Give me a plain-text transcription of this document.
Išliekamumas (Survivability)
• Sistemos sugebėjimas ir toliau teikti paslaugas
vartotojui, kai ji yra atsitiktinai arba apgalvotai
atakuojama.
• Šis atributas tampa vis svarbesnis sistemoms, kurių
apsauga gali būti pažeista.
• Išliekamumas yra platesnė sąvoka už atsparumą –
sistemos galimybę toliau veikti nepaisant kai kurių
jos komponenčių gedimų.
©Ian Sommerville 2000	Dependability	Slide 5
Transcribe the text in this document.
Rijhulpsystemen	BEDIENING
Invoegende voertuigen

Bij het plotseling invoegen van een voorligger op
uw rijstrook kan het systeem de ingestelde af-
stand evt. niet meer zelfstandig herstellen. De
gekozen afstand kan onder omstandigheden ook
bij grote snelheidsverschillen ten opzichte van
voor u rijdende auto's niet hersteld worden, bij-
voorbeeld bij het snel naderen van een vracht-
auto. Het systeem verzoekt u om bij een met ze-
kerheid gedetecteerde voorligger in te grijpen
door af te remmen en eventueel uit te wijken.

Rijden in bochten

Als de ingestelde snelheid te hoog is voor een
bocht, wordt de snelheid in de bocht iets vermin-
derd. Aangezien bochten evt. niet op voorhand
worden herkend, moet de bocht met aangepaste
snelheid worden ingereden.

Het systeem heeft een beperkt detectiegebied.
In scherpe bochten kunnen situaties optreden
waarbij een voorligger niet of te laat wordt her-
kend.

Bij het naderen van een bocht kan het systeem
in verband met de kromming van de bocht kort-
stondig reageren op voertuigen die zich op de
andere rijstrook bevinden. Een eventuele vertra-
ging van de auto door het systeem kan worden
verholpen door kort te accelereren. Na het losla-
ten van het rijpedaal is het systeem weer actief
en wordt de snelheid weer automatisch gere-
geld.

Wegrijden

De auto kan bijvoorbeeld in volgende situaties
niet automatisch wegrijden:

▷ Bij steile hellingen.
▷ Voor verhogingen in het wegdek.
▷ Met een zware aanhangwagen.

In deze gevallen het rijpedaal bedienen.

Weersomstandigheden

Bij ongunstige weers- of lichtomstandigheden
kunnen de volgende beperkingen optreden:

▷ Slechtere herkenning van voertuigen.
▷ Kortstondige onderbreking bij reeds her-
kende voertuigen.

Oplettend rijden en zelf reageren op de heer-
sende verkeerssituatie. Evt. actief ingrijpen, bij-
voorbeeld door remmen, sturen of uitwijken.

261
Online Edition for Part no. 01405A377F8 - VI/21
_ _ _
▶ **EXERCISE BRIEF**
Determine how many lines of the records above contain the word "document", and report only that number.

▶ **IN RESPONSE**
2